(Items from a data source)
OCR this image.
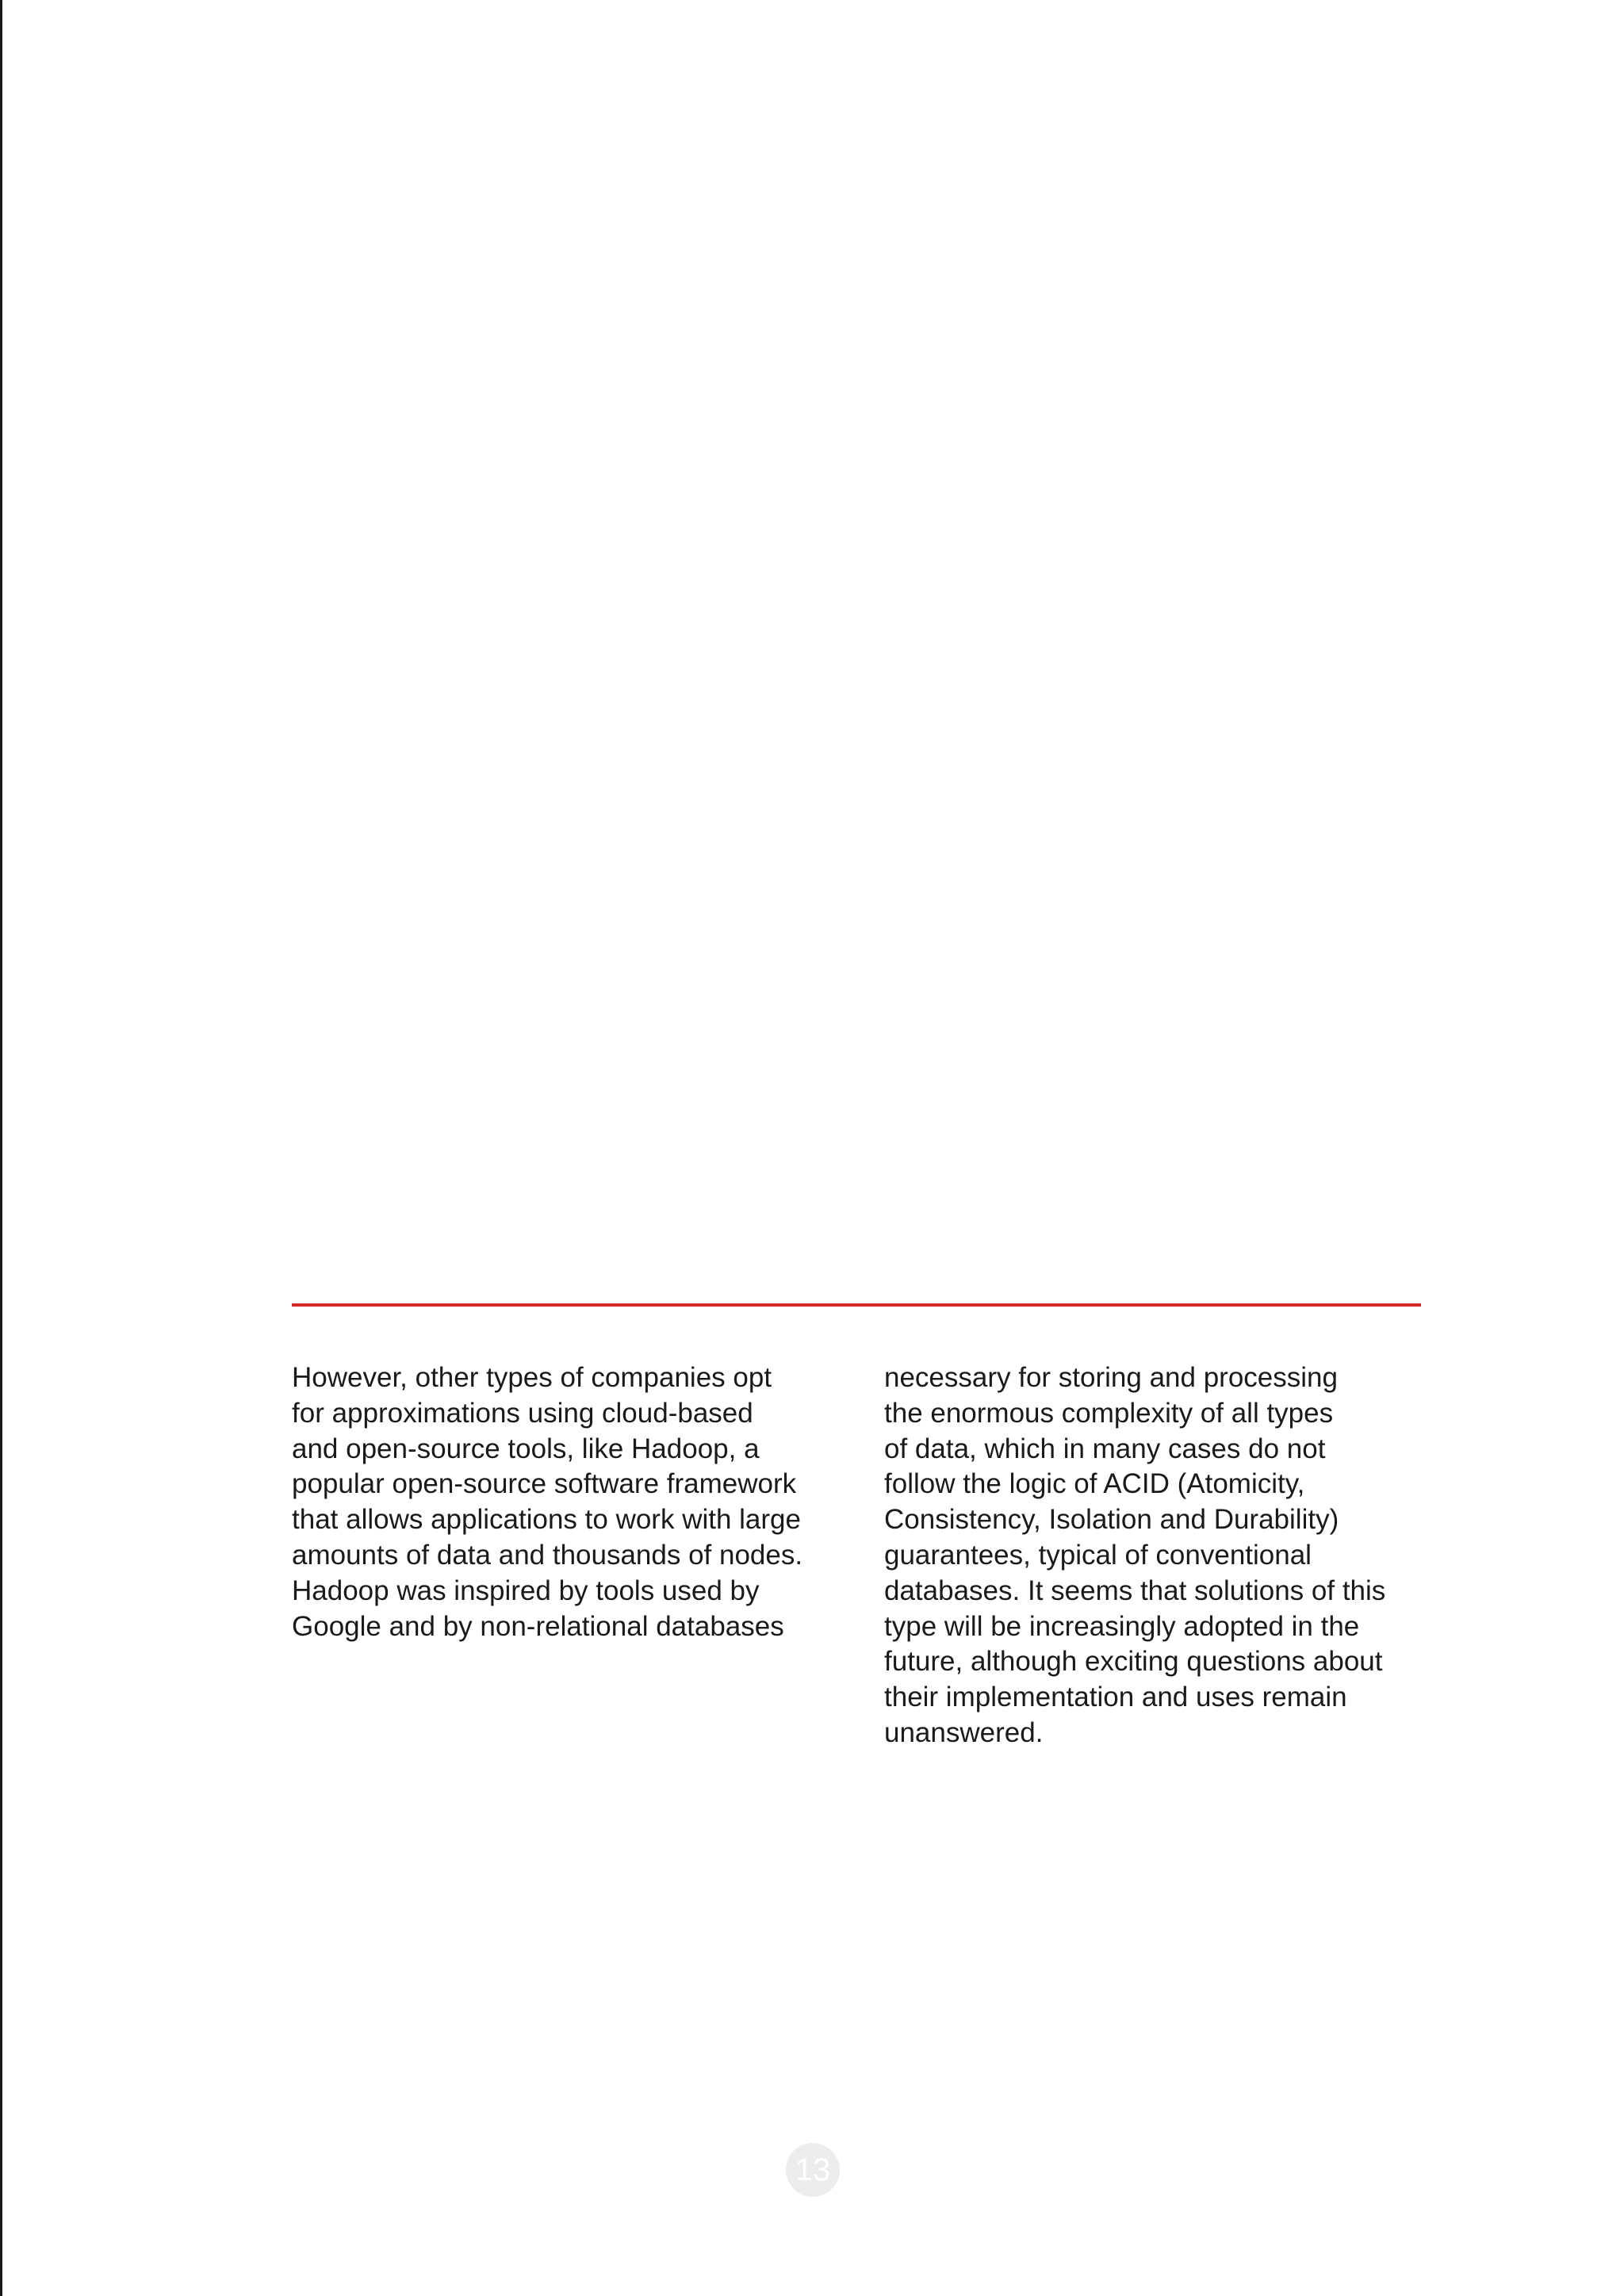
However, other types of companies opt
for approximations using cloud-based
and open-source tools, like Hadoop, a
popular open-source software framework
that allows applications to work with large
amounts of data and thousands of nodes.
Hadoop was inspired by tools used by
Google and by non-relational databases
necessary for storing and processing
the enormous complexity of all types
of data, which in many cases do not
follow the logic of ACID (Atomicity,
Consistency, Isolation and Durability)
guarantees, typical of conventional
databases. It seems that solutions of this
type will be increasingly adopted in the
future, although exciting questions about
their implementation and uses remain
unanswered.
13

> _WHAT YOU HAVE TO DO_:
Transcribe each line above verbatim, with the pictures left out.

> _TASK ANSWER_:
OCR this image.
However, other types of companies opt
for approximations using cloud-based
and open-source tools, like Hadoop, a
popular open-source software framework
that allows applications to work with large
amounts of data and thousands of nodes.
Hadoop was inspired by tools used by
Google and by non-relational databases
necessary for storing and processing
the enormous complexity of all types
of data, which in many cases do not
follow the logic of ACID (Atomicity,
Consistency, Isolation and Durability)
guarantees, typical of conventional
databases. It seems that solutions of this
type will be increasingly adopted in the
future, although exciting questions about
their implementation and uses remain
unanswered.
13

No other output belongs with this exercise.